** Task **
Search the material for the word "zijn" and copy each line that holds it.

— begin Records for this exercise —

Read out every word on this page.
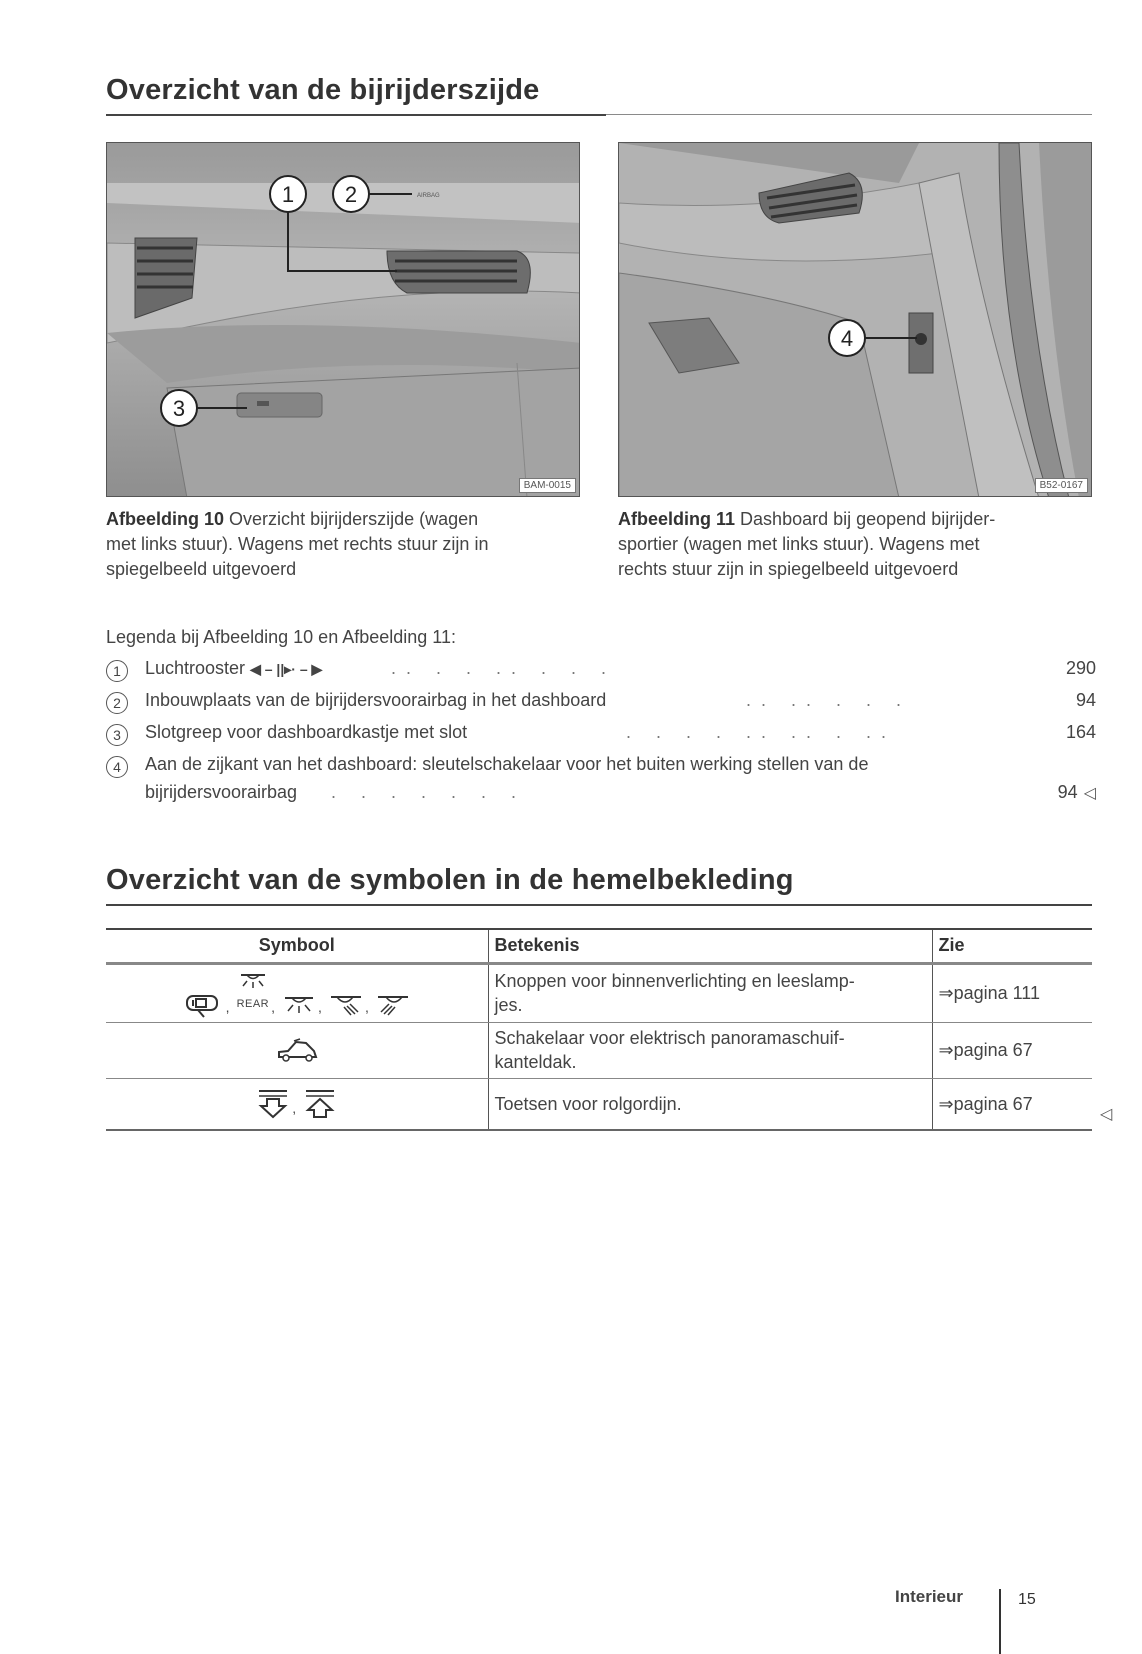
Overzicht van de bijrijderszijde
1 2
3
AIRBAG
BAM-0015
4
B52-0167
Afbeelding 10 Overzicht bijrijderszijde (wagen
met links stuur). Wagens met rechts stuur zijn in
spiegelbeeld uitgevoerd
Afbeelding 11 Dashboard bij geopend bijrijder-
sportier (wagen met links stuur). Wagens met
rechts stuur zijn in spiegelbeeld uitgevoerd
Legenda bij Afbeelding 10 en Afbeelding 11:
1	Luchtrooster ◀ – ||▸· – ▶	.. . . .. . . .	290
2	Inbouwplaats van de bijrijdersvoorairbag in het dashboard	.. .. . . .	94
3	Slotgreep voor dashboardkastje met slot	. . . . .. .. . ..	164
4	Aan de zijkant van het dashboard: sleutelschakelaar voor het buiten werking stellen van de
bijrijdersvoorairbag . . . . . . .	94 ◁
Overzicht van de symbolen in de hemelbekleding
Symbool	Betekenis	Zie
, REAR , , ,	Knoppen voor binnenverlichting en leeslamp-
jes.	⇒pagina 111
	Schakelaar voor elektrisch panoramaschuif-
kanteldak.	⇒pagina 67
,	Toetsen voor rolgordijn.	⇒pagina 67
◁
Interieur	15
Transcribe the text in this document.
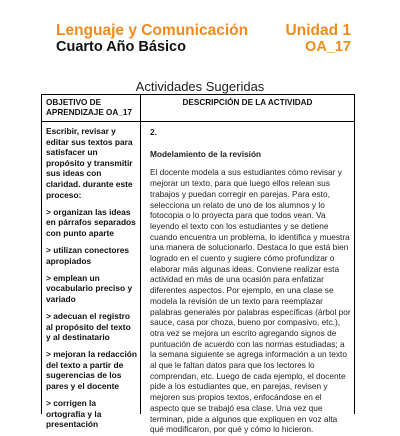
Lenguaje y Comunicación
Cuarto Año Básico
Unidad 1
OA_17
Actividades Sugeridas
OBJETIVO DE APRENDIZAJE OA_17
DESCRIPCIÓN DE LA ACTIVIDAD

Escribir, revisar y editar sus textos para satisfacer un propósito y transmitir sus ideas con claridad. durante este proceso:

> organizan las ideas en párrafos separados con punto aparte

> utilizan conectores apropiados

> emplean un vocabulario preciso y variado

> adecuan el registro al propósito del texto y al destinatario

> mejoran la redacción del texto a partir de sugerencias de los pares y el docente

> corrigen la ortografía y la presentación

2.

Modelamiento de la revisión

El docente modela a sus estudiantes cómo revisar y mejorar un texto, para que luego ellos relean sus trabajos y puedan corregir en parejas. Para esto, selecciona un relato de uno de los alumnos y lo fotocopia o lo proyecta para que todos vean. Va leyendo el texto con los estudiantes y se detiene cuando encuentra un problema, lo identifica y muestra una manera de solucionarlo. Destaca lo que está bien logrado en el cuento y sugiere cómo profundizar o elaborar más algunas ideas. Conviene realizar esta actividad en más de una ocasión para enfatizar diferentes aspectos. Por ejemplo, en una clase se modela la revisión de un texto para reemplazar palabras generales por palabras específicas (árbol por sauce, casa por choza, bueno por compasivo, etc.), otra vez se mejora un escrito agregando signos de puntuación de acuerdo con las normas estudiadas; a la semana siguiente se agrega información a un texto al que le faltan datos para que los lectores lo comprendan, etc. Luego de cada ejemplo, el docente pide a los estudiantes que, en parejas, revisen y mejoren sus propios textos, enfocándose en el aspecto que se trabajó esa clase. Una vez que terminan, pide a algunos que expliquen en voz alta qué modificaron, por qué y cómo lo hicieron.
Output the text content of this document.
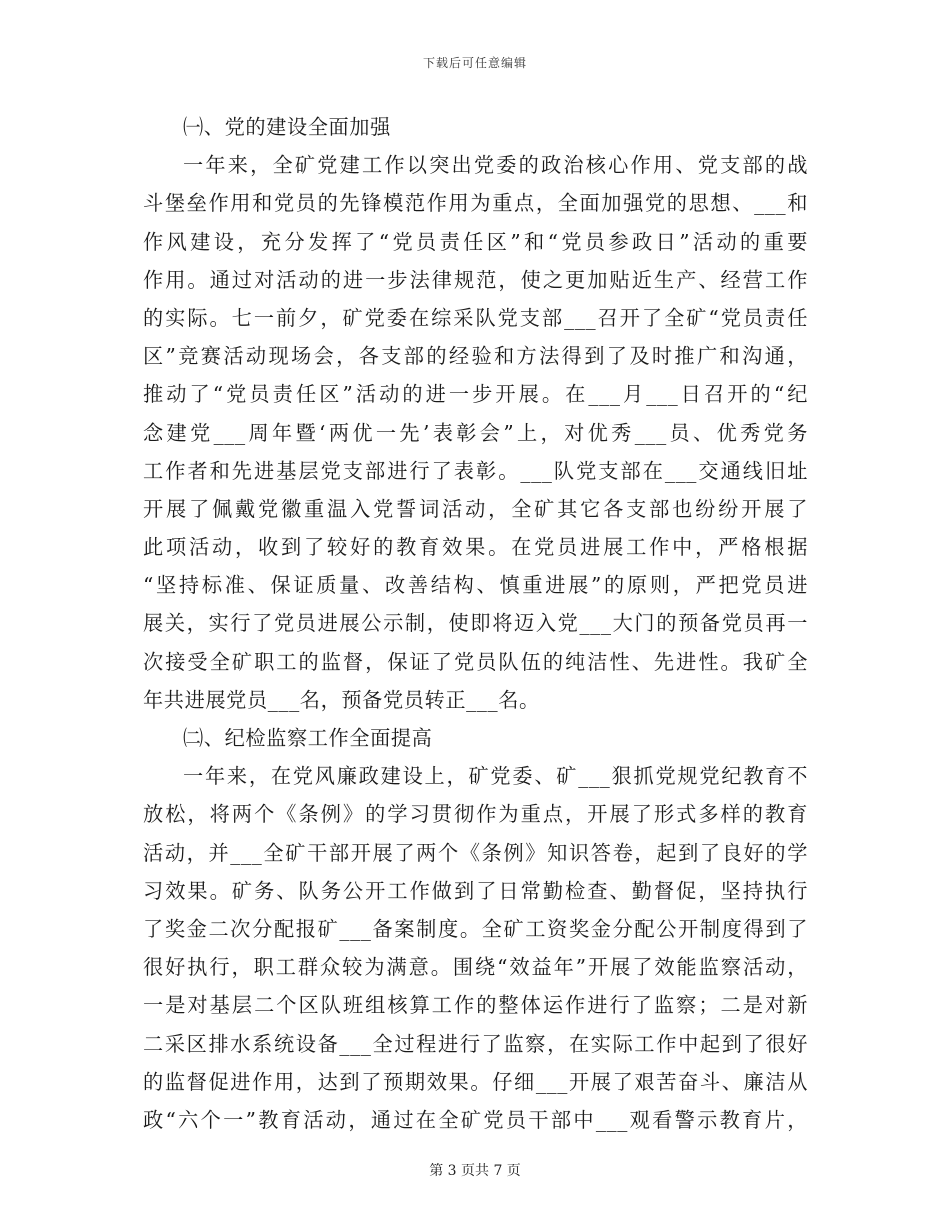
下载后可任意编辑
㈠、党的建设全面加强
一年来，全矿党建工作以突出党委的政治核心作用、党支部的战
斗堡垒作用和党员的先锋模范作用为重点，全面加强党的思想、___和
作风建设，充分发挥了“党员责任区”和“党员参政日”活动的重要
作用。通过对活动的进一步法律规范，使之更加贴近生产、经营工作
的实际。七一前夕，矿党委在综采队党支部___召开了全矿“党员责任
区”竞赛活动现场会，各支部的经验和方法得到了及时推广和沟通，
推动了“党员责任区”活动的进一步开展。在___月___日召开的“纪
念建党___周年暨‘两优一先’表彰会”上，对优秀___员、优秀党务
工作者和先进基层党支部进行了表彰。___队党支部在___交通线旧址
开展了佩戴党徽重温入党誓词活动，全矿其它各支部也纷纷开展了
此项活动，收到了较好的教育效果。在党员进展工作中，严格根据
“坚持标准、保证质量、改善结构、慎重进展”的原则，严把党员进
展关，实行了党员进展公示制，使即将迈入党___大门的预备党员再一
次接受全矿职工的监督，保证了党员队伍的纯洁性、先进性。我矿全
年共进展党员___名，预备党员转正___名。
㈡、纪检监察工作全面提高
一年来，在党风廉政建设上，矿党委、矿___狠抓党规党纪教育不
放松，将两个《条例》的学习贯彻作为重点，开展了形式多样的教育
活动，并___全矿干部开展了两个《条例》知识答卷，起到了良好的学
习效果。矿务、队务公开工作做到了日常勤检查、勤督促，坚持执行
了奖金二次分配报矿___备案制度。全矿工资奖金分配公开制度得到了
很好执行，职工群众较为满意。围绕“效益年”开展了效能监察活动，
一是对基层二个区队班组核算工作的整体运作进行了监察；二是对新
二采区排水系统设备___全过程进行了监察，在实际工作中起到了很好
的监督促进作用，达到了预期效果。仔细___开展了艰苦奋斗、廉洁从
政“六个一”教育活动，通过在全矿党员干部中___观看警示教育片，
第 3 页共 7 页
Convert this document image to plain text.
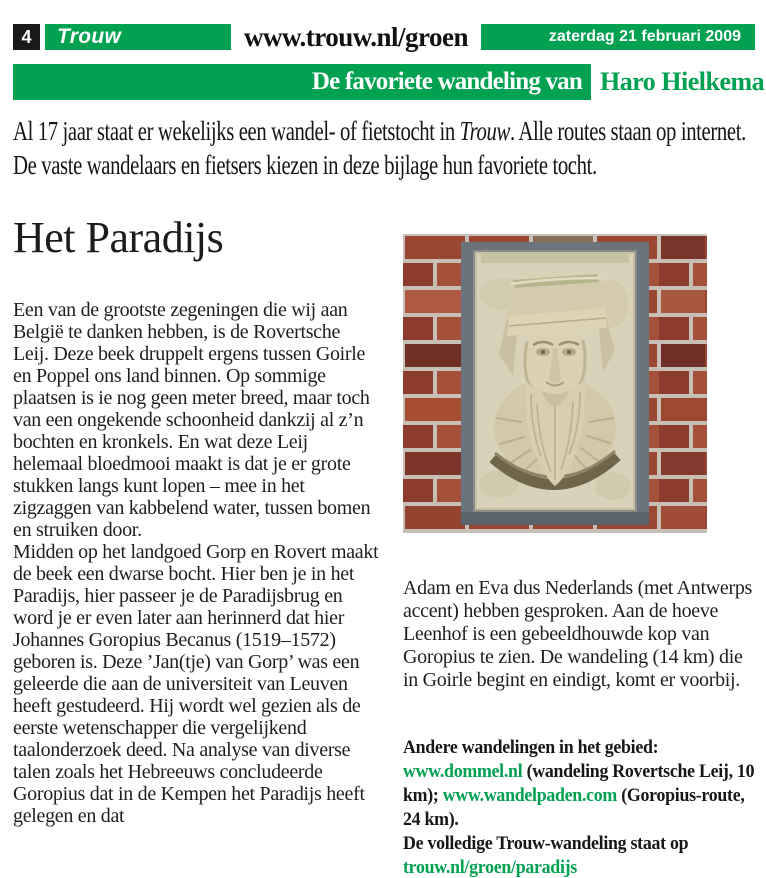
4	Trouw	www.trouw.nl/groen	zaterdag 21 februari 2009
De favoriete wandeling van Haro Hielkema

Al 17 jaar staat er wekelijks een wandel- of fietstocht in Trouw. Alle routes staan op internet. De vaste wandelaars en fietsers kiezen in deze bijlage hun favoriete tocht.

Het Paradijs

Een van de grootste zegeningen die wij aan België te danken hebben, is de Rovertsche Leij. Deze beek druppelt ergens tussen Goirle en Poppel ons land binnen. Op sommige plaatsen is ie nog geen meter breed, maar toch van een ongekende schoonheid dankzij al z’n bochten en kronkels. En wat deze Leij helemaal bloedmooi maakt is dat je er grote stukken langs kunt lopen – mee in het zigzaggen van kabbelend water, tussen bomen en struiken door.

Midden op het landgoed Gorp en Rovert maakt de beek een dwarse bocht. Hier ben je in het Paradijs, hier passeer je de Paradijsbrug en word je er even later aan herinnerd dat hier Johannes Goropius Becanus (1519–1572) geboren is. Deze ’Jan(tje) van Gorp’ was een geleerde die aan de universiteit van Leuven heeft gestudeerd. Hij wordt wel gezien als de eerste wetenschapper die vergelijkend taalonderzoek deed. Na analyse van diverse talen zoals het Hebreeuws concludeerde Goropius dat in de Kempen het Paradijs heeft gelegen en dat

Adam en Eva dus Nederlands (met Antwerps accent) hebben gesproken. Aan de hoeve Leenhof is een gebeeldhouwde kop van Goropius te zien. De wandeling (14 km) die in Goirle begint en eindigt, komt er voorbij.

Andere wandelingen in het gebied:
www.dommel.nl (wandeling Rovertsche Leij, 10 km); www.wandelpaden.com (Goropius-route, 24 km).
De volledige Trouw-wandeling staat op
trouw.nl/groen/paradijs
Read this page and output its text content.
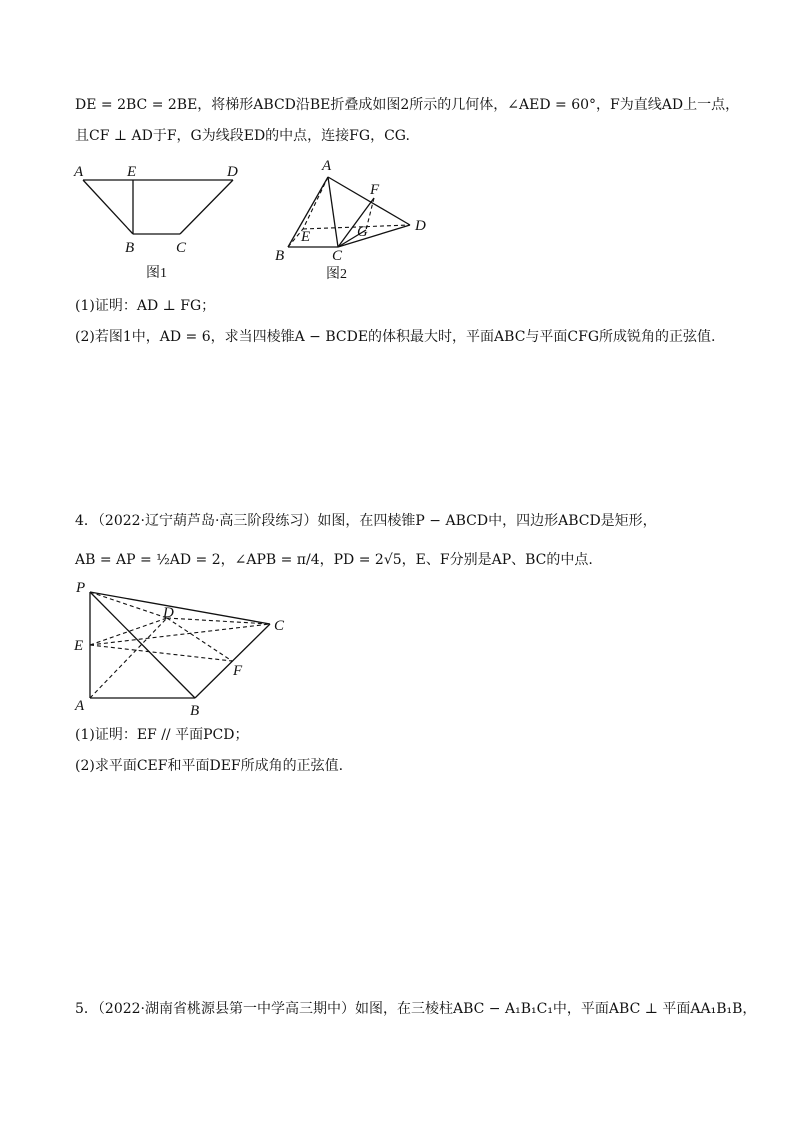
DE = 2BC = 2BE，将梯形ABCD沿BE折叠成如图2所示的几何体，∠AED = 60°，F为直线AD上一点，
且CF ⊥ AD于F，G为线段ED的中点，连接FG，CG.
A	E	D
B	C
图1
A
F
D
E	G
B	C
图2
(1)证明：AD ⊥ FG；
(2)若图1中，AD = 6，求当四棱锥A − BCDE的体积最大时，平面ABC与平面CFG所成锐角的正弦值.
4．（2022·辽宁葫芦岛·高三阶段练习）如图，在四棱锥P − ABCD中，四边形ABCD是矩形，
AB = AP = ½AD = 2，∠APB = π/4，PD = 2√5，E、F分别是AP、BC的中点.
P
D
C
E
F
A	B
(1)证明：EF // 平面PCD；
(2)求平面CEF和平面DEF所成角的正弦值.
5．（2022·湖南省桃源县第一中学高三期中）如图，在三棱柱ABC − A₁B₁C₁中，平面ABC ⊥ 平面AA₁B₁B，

— end Records for this exercise —

** Finished exercise **
met links stuur). Wagens met rechts stuur zijn in
rechts stuur zijn in spiegelbeeld uitgevoerd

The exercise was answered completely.